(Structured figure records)
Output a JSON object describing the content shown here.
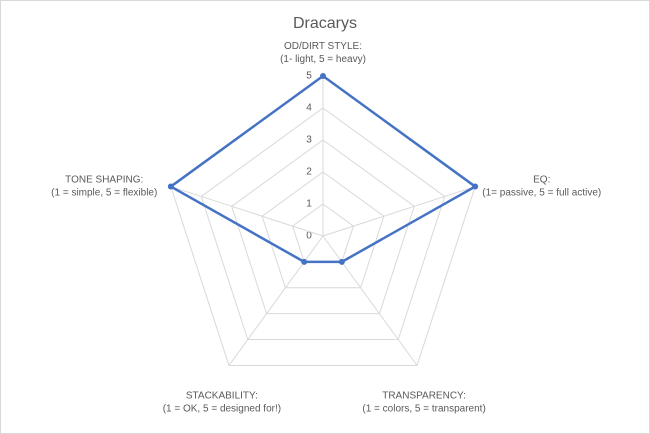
{
  "chart_data": {
    "type": "radar",
    "title": "Dracarys",
    "categories": [
      [
        "OD/DIRT STYLE:",
        "(1- light, 5 = heavy)"
      ],
      [
        "EQ:",
        "(1= passive, 5 = full active)"
      ],
      [
        "TRANSPARENCY:",
        "(1 = colors, 5 = transparent)"
      ],
      [
        "STACKABILITY:",
        "(1 = OK, 5 = designed for!)"
      ],
      [
        "TONE SHAPING:",
        "(1 = simple, 5 = flexible)"
      ]
    ],
    "series": [
      {
        "name": "Dracarys",
        "color": "#4472c4",
        "values": [
          5,
          5,
          1,
          1,
          5
        ]
      }
    ],
    "ylim": [
      0,
      5
    ],
    "yticks": [
      0,
      1,
      2,
      3,
      4,
      5
    ],
    "grid": true
  }
}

● **Set problem**: Leave out the pictures and output the rest of the material exactly as written.

● **Expected answer**:
Output a JSON object describing the content shown here.
{
  "chart_data": {
    "type": "radar",
    "title": "Dracarys",
    "categories": [
      [
        "OD/DIRT STYLE:",
        "(1- light, 5 = heavy)"
      ],
      [
        "EQ:",
        "(1= passive, 5 = full active)"
      ],
      [
        "TRANSPARENCY:",
        "(1 = colors, 5 = transparent)"
      ],
      [
        "STACKABILITY:",
        "(1 = OK, 5 = designed for!)"
      ],
      [
        "TONE SHAPING:",
        "(1 = simple, 5 = flexible)"
      ]
    ],
    "series": [
      {
        "name": "Dracarys",
        "color": "#4472c4",
        "values": [
          5,
          5,
          1,
          1,
          5
        ]
      }
    ],
    "ylim": [
      0,
      5
    ],
    "yticks": [
      0,
      1,
      2,
      3,
      4,
      5
    ],
    "grid": true
  }
}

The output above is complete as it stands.